- [AIM]: Set down the material below word for word, excluding the pictures.

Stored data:
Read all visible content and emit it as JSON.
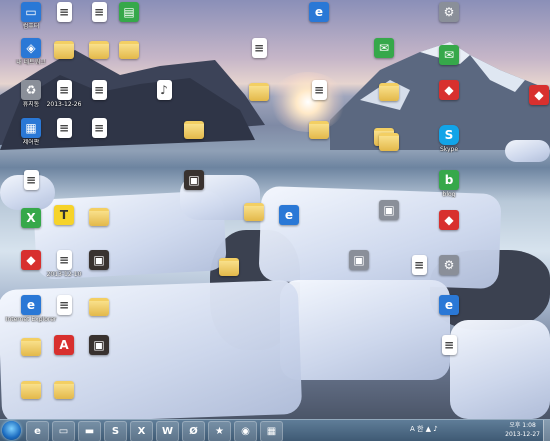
{
  "desktop": {
    "icons": [
      {
        "label": "컴퓨터",
        "icon": "computer-icon"
      },
      {
        "label": "내 네트워크",
        "icon": "network-icon"
      },
      {
        "label": "휴지통",
        "icon": "recycle-bin-icon"
      },
      {
        "label": "제어판",
        "icon": "control-panel-icon"
      },
      {
        "label": "",
        "icon": "document-icon"
      },
      {
        "label": "",
        "icon": "excel-icon"
      },
      {
        "label": "",
        "icon": "app-icon"
      },
      {
        "label": "Internet Explorer",
        "icon": "internet-explorer-icon"
      },
      {
        "label": "",
        "icon": "folder-icon"
      },
      {
        "label": "",
        "icon": "folder-icon"
      },
      {
        "label": "",
        "icon": "document-icon"
      },
      {
        "label": "",
        "icon": "folder-icon"
      },
      {
        "label": "2013-12-26",
        "icon": "document-icon"
      },
      {
        "label": "",
        "icon": "document-icon"
      },
      {
        "label": "",
        "icon": "kakaotalk-icon"
      },
      {
        "label": "2013-12-10",
        "icon": "document-icon"
      },
      {
        "label": "",
        "icon": "document-icon"
      },
      {
        "label": "",
        "icon": "pdf-icon"
      },
      {
        "label": "",
        "icon": "folder-icon"
      },
      {
        "label": "",
        "icon": "document-icon"
      },
      {
        "label": "",
        "icon": "folder-icon"
      },
      {
        "label": "",
        "icon": "document-icon"
      },
      {
        "label": "",
        "icon": "document-icon"
      },
      {
        "label": "",
        "icon": "folder-icon"
      },
      {
        "label": "",
        "icon": "photo-icon"
      },
      {
        "label": "",
        "icon": "folder-icon"
      },
      {
        "label": "",
        "icon": "photo-icon"
      },
      {
        "label": "",
        "icon": "spreadsheet-icon"
      },
      {
        "label": "",
        "icon": "folder-icon"
      },
      {
        "label": "",
        "icon": "music-icon"
      },
      {
        "label": "",
        "icon": "folder-icon"
      },
      {
        "label": "",
        "icon": "photo-icon"
      },
      {
        "label": "",
        "icon": "folder-icon"
      },
      {
        "label": "",
        "icon": "document-icon"
      },
      {
        "label": "",
        "icon": "folder-icon"
      },
      {
        "label": "",
        "icon": "folder-icon"
      },
      {
        "label": "",
        "icon": "internet-explorer-icon"
      },
      {
        "label": "",
        "icon": "internet-explorer-icon"
      },
      {
        "label": "",
        "icon": "document-icon"
      },
      {
        "label": "",
        "icon": "folder-icon"
      },
      {
        "label": "",
        "icon": "application-icon"
      },
      {
        "label": "",
        "icon": "application-icon"
      },
      {
        "label": "",
        "icon": "chat-icon"
      },
      {
        "label": "",
        "icon": "folder-icon"
      },
      {
        "label": "",
        "icon": "folder-icon"
      },
      {
        "label": "",
        "icon": "folder-icon"
      },
      {
        "label": "",
        "icon": "document-icon"
      },
      {
        "label": "",
        "icon": "tools-icon"
      },
      {
        "label": "",
        "icon": "chat-icon"
      },
      {
        "label": "",
        "icon": "app-icon"
      },
      {
        "label": "Skype",
        "icon": "skype-icon"
      },
      {
        "label": "blog",
        "icon": "blog-icon"
      },
      {
        "label": "",
        "icon": "app-icon"
      },
      {
        "label": "",
        "icon": "tools-icon"
      },
      {
        "label": "",
        "icon": "internet-explorer-icon"
      },
      {
        "label": "",
        "icon": "document-icon"
      },
      {
        "label": "",
        "icon": "app-icon"
      }
    ]
  },
  "taskbar": {
    "pinned": [
      {
        "glyph": "e",
        "icon": "internet-explorer-icon"
      },
      {
        "glyph": "▭",
        "icon": "explorer-icon"
      },
      {
        "glyph": "▬",
        "icon": "folder-icon"
      },
      {
        "glyph": "S",
        "icon": "skype-icon"
      },
      {
        "glyph": "X",
        "icon": "excel-icon"
      },
      {
        "glyph": "W",
        "icon": "word-icon"
      },
      {
        "glyph": "Ø",
        "icon": "media-icon"
      },
      {
        "glyph": "★",
        "icon": "app-icon"
      },
      {
        "glyph": "◉",
        "icon": "paint-icon"
      },
      {
        "glyph": "▦",
        "icon": "app-icon"
      }
    ],
    "tray": "A 한 ▲ ♪",
    "clock_time": "오후 1:08",
    "clock_date": "2013-12-27"
  }
}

- [RESULT OF THIS EXERCISE]:
Read all visible content and emit it as JSON.
{
  "desktop": {
    "icons": [
      {
        "label": "컴퓨터",
        "icon": "computer-icon"
      },
      {
        "label": "내 네트워크",
        "icon": "network-icon"
      },
      {
        "label": "휴지통",
        "icon": "recycle-bin-icon"
      },
      {
        "label": "제어판",
        "icon": "control-panel-icon"
      },
      {
        "label": "",
        "icon": "document-icon"
      },
      {
        "label": "",
        "icon": "excel-icon"
      },
      {
        "label": "",
        "icon": "app-icon"
      },
      {
        "label": "Internet Explorer",
        "icon": "internet-explorer-icon"
      },
      {
        "label": "",
        "icon": "folder-icon"
      },
      {
        "label": "",
        "icon": "folder-icon"
      },
      {
        "label": "",
        "icon": "document-icon"
      },
      {
        "label": "",
        "icon": "folder-icon"
      },
      {
        "label": "2013-12-26",
        "icon": "document-icon"
      },
      {
        "label": "",
        "icon": "document-icon"
      },
      {
        "label": "",
        "icon": "kakaotalk-icon"
      },
      {
        "label": "2013-12-10",
        "icon": "document-icon"
      },
      {
        "label": "",
        "icon": "document-icon"
      },
      {
        "label": "",
        "icon": "pdf-icon"
      },
      {
        "label": "",
        "icon": "folder-icon"
      },
      {
        "label": "",
        "icon": "document-icon"
      },
      {
        "label": "",
        "icon": "folder-icon"
      },
      {
        "label": "",
        "icon": "document-icon"
      },
      {
        "label": "",
        "icon": "document-icon"
      },
      {
        "label": "",
        "icon": "folder-icon"
      },
      {
        "label": "",
        "icon": "photo-icon"
      },
      {
        "label": "",
        "icon": "folder-icon"
      },
      {
        "label": "",
        "icon": "photo-icon"
      },
      {
        "label": "",
        "icon": "spreadsheet-icon"
      },
      {
        "label": "",
        "icon": "folder-icon"
      },
      {
        "label": "",
        "icon": "music-icon"
      },
      {
        "label": "",
        "icon": "folder-icon"
      },
      {
        "label": "",
        "icon": "photo-icon"
      },
      {
        "label": "",
        "icon": "folder-icon"
      },
      {
        "label": "",
        "icon": "document-icon"
      },
      {
        "label": "",
        "icon": "folder-icon"
      },
      {
        "label": "",
        "icon": "folder-icon"
      },
      {
        "label": "",
        "icon": "internet-explorer-icon"
      },
      {
        "label": "",
        "icon": "internet-explorer-icon"
      },
      {
        "label": "",
        "icon": "document-icon"
      },
      {
        "label": "",
        "icon": "folder-icon"
      },
      {
        "label": "",
        "icon": "application-icon"
      },
      {
        "label": "",
        "icon": "application-icon"
      },
      {
        "label": "",
        "icon": "chat-icon"
      },
      {
        "label": "",
        "icon": "folder-icon"
      },
      {
        "label": "",
        "icon": "folder-icon"
      },
      {
        "label": "",
        "icon": "folder-icon"
      },
      {
        "label": "",
        "icon": "document-icon"
      },
      {
        "label": "",
        "icon": "tools-icon"
      },
      {
        "label": "",
        "icon": "chat-icon"
      },
      {
        "label": "",
        "icon": "app-icon"
      },
      {
        "label": "Skype",
        "icon": "skype-icon"
      },
      {
        "label": "blog",
        "icon": "blog-icon"
      },
      {
        "label": "",
        "icon": "app-icon"
      },
      {
        "label": "",
        "icon": "tools-icon"
      },
      {
        "label": "",
        "icon": "internet-explorer-icon"
      },
      {
        "label": "",
        "icon": "document-icon"
      },
      {
        "label": "",
        "icon": "app-icon"
      }
    ]
  },
  "taskbar": {
    "pinned": [
      {
        "glyph": "e",
        "icon": "internet-explorer-icon"
      },
      {
        "glyph": "▭",
        "icon": "explorer-icon"
      },
      {
        "glyph": "▬",
        "icon": "folder-icon"
      },
      {
        "glyph": "S",
        "icon": "skype-icon"
      },
      {
        "glyph": "X",
        "icon": "excel-icon"
      },
      {
        "glyph": "W",
        "icon": "word-icon"
      },
      {
        "glyph": "Ø",
        "icon": "media-icon"
      },
      {
        "glyph": "★",
        "icon": "app-icon"
      },
      {
        "glyph": "◉",
        "icon": "paint-icon"
      },
      {
        "glyph": "▦",
        "icon": "app-icon"
      }
    ],
    "tray": "A 한 ▲ ♪",
    "clock_time": "오후 1:08",
    "clock_date": "2013-12-27"
  }
}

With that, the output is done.